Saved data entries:
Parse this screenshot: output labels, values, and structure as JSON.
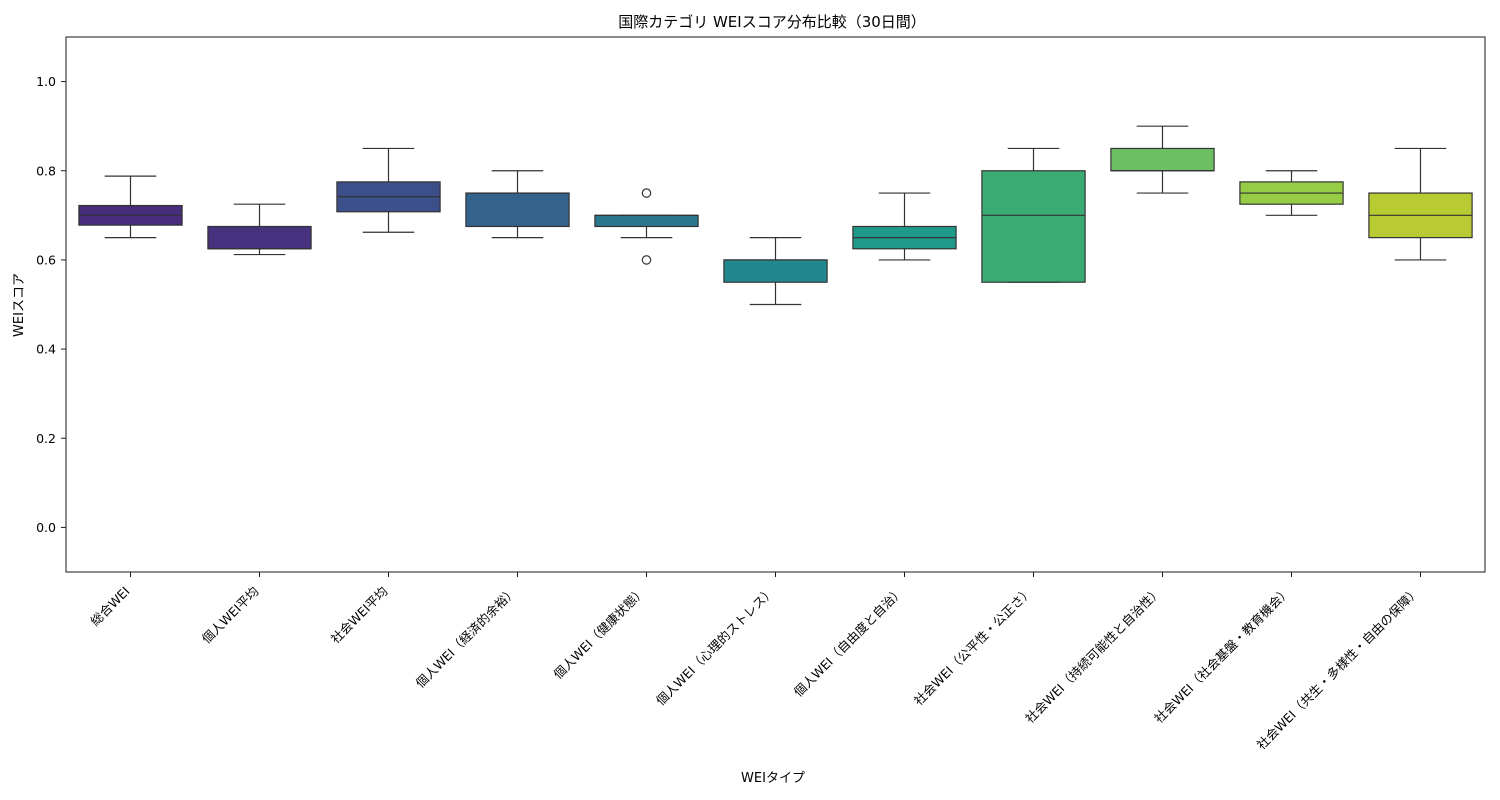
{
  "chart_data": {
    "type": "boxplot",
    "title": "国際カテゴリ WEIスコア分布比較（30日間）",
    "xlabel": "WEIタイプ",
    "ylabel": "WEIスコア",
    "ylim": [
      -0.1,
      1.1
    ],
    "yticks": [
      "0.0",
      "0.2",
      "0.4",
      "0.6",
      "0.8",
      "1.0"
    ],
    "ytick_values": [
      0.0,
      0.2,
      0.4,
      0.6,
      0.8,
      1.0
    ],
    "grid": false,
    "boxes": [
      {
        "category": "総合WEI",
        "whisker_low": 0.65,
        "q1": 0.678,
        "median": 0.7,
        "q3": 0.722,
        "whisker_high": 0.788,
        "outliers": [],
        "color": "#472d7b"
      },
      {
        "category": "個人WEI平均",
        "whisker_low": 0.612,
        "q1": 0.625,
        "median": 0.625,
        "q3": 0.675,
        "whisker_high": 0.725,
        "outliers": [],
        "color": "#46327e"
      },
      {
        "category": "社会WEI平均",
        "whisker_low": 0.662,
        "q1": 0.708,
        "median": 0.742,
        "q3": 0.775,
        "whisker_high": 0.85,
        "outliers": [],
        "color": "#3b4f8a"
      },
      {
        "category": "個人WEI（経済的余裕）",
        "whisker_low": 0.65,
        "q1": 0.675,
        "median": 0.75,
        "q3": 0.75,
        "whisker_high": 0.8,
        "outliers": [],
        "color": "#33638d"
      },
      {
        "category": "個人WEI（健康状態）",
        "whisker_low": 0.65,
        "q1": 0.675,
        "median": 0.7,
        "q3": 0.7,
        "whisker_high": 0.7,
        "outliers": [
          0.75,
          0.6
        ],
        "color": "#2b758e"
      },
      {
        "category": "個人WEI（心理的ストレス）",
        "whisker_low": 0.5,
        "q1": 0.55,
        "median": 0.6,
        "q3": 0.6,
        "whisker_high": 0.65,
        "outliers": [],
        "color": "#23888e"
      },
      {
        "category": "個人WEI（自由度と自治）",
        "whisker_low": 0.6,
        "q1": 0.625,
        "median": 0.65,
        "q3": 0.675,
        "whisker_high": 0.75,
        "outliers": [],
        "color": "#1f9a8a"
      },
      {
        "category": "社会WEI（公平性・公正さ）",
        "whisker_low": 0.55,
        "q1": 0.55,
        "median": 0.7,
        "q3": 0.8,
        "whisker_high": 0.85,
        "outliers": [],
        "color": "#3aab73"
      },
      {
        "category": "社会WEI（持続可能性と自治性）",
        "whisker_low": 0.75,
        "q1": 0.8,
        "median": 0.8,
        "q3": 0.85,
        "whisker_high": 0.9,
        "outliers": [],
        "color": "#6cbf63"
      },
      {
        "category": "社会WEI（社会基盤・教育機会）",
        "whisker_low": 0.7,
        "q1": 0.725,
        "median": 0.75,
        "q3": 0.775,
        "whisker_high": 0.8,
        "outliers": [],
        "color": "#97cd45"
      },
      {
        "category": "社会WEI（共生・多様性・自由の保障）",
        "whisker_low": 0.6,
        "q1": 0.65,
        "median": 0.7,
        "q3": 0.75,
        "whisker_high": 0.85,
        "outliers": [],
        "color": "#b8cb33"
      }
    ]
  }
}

• **EXERCISE PROMPT**: From the listing, extract all text exactly as given and drop any picture.

• **WRITTEN ANSWER**:
Parse this screenshot: output labels, values, and structure as JSON.
{
  "chart_data": {
    "type": "boxplot",
    "title": "国際カテゴリ WEIスコア分布比較（30日間）",
    "xlabel": "WEIタイプ",
    "ylabel": "WEIスコア",
    "ylim": [
      -0.1,
      1.1
    ],
    "yticks": [
      "0.0",
      "0.2",
      "0.4",
      "0.6",
      "0.8",
      "1.0"
    ],
    "ytick_values": [
      0.0,
      0.2,
      0.4,
      0.6,
      0.8,
      1.0
    ],
    "grid": false,
    "boxes": [
      {
        "category": "総合WEI",
        "whisker_low": 0.65,
        "q1": 0.678,
        "median": 0.7,
        "q3": 0.722,
        "whisker_high": 0.788,
        "outliers": [],
        "color": "#472d7b"
      },
      {
        "category": "個人WEI平均",
        "whisker_low": 0.612,
        "q1": 0.625,
        "median": 0.625,
        "q3": 0.675,
        "whisker_high": 0.725,
        "outliers": [],
        "color": "#46327e"
      },
      {
        "category": "社会WEI平均",
        "whisker_low": 0.662,
        "q1": 0.708,
        "median": 0.742,
        "q3": 0.775,
        "whisker_high": 0.85,
        "outliers": [],
        "color": "#3b4f8a"
      },
      {
        "category": "個人WEI（経済的余裕）",
        "whisker_low": 0.65,
        "q1": 0.675,
        "median": 0.75,
        "q3": 0.75,
        "whisker_high": 0.8,
        "outliers": [],
        "color": "#33638d"
      },
      {
        "category": "個人WEI（健康状態）",
        "whisker_low": 0.65,
        "q1": 0.675,
        "median": 0.7,
        "q3": 0.7,
        "whisker_high": 0.7,
        "outliers": [
          0.75,
          0.6
        ],
        "color": "#2b758e"
      },
      {
        "category": "個人WEI（心理的ストレス）",
        "whisker_low": 0.5,
        "q1": 0.55,
        "median": 0.6,
        "q3": 0.6,
        "whisker_high": 0.65,
        "outliers": [],
        "color": "#23888e"
      },
      {
        "category": "個人WEI（自由度と自治）",
        "whisker_low": 0.6,
        "q1": 0.625,
        "median": 0.65,
        "q3": 0.675,
        "whisker_high": 0.75,
        "outliers": [],
        "color": "#1f9a8a"
      },
      {
        "category": "社会WEI（公平性・公正さ）",
        "whisker_low": 0.55,
        "q1": 0.55,
        "median": 0.7,
        "q3": 0.8,
        "whisker_high": 0.85,
        "outliers": [],
        "color": "#3aab73"
      },
      {
        "category": "社会WEI（持続可能性と自治性）",
        "whisker_low": 0.75,
        "q1": 0.8,
        "median": 0.8,
        "q3": 0.85,
        "whisker_high": 0.9,
        "outliers": [],
        "color": "#6cbf63"
      },
      {
        "category": "社会WEI（社会基盤・教育機会）",
        "whisker_low": 0.7,
        "q1": 0.725,
        "median": 0.75,
        "q3": 0.775,
        "whisker_high": 0.8,
        "outliers": [],
        "color": "#97cd45"
      },
      {
        "category": "社会WEI（共生・多様性・自由の保障）",
        "whisker_low": 0.6,
        "q1": 0.65,
        "median": 0.7,
        "q3": 0.75,
        "whisker_high": 0.85,
        "outliers": [],
        "color": "#b8cb33"
      }
    ]
  }
}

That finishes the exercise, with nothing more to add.